** Records **
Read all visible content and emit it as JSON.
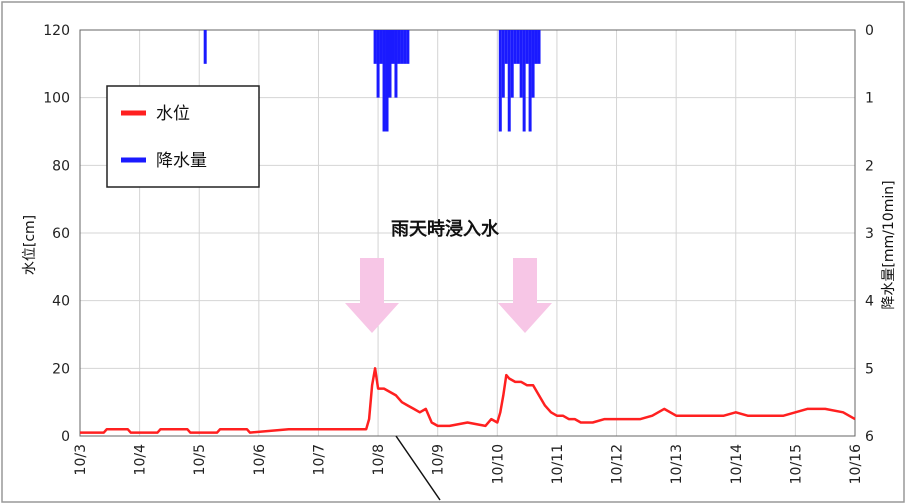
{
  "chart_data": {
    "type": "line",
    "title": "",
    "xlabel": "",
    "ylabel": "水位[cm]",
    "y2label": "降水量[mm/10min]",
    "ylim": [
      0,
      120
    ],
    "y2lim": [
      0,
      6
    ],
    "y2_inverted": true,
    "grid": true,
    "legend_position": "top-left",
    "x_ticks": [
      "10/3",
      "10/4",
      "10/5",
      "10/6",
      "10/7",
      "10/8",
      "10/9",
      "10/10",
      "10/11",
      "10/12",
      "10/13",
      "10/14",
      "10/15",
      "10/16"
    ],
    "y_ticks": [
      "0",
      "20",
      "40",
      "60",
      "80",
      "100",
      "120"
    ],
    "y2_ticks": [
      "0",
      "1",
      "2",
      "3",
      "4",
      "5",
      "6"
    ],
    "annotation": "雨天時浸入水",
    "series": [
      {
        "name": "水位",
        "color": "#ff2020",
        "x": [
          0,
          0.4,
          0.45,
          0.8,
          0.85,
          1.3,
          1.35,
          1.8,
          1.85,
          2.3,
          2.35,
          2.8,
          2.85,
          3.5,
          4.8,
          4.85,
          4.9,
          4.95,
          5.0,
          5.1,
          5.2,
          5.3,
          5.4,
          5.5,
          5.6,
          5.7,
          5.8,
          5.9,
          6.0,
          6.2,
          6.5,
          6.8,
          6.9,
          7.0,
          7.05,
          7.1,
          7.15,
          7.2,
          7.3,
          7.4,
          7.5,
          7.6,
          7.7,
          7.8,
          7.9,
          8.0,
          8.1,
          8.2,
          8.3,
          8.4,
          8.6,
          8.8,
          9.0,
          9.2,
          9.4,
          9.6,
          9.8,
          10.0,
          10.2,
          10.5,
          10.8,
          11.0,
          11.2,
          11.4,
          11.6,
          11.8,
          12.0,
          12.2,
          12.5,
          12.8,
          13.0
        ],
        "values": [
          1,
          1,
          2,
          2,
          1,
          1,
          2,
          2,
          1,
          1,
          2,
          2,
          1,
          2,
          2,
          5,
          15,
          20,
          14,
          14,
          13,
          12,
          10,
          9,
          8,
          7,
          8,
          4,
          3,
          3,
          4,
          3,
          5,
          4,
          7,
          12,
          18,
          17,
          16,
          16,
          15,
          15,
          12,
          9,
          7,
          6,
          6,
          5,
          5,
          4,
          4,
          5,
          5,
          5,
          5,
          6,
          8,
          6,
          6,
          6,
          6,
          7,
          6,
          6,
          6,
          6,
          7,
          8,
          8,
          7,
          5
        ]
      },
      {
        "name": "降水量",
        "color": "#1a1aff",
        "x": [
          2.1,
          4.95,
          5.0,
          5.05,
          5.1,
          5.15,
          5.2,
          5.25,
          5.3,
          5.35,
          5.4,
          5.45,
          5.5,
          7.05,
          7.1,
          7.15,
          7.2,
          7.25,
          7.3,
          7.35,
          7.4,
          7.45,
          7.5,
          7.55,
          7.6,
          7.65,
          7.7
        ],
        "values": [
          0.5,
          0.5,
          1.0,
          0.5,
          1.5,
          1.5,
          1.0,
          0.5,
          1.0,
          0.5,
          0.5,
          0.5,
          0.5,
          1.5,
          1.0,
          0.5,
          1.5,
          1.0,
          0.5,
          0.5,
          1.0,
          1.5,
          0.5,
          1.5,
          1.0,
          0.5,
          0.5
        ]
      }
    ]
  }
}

** What to do **
Retype all entries exactly as they appear, dropping the images.

** Solution **
Read all visible content and emit it as JSON.
{
  "chart_data": {
    "type": "line",
    "title": "",
    "xlabel": "",
    "ylabel": "水位[cm]",
    "y2label": "降水量[mm/10min]",
    "ylim": [
      0,
      120
    ],
    "y2lim": [
      0,
      6
    ],
    "y2_inverted": true,
    "grid": true,
    "legend_position": "top-left",
    "x_ticks": [
      "10/3",
      "10/4",
      "10/5",
      "10/6",
      "10/7",
      "10/8",
      "10/9",
      "10/10",
      "10/11",
      "10/12",
      "10/13",
      "10/14",
      "10/15",
      "10/16"
    ],
    "y_ticks": [
      "0",
      "20",
      "40",
      "60",
      "80",
      "100",
      "120"
    ],
    "y2_ticks": [
      "0",
      "1",
      "2",
      "3",
      "4",
      "5",
      "6"
    ],
    "annotation": "雨天時浸入水",
    "series": [
      {
        "name": "水位",
        "color": "#ff2020",
        "x": [
          0,
          0.4,
          0.45,
          0.8,
          0.85,
          1.3,
          1.35,
          1.8,
          1.85,
          2.3,
          2.35,
          2.8,
          2.85,
          3.5,
          4.8,
          4.85,
          4.9,
          4.95,
          5.0,
          5.1,
          5.2,
          5.3,
          5.4,
          5.5,
          5.6,
          5.7,
          5.8,
          5.9,
          6.0,
          6.2,
          6.5,
          6.8,
          6.9,
          7.0,
          7.05,
          7.1,
          7.15,
          7.2,
          7.3,
          7.4,
          7.5,
          7.6,
          7.7,
          7.8,
          7.9,
          8.0,
          8.1,
          8.2,
          8.3,
          8.4,
          8.6,
          8.8,
          9.0,
          9.2,
          9.4,
          9.6,
          9.8,
          10.0,
          10.2,
          10.5,
          10.8,
          11.0,
          11.2,
          11.4,
          11.6,
          11.8,
          12.0,
          12.2,
          12.5,
          12.8,
          13.0
        ],
        "values": [
          1,
          1,
          2,
          2,
          1,
          1,
          2,
          2,
          1,
          1,
          2,
          2,
          1,
          2,
          2,
          5,
          15,
          20,
          14,
          14,
          13,
          12,
          10,
          9,
          8,
          7,
          8,
          4,
          3,
          3,
          4,
          3,
          5,
          4,
          7,
          12,
          18,
          17,
          16,
          16,
          15,
          15,
          12,
          9,
          7,
          6,
          6,
          5,
          5,
          4,
          4,
          5,
          5,
          5,
          5,
          6,
          8,
          6,
          6,
          6,
          6,
          7,
          6,
          6,
          6,
          6,
          7,
          8,
          8,
          7,
          5
        ]
      },
      {
        "name": "降水量",
        "color": "#1a1aff",
        "x": [
          2.1,
          4.95,
          5.0,
          5.05,
          5.1,
          5.15,
          5.2,
          5.25,
          5.3,
          5.35,
          5.4,
          5.45,
          5.5,
          7.05,
          7.1,
          7.15,
          7.2,
          7.25,
          7.3,
          7.35,
          7.4,
          7.45,
          7.5,
          7.55,
          7.6,
          7.65,
          7.7
        ],
        "values": [
          0.5,
          0.5,
          1.0,
          0.5,
          1.5,
          1.5,
          1.0,
          0.5,
          1.0,
          0.5,
          0.5,
          0.5,
          0.5,
          1.5,
          1.0,
          0.5,
          1.5,
          1.0,
          0.5,
          0.5,
          1.0,
          1.5,
          0.5,
          1.5,
          1.0,
          0.5,
          0.5
        ]
      }
    ]
  }
}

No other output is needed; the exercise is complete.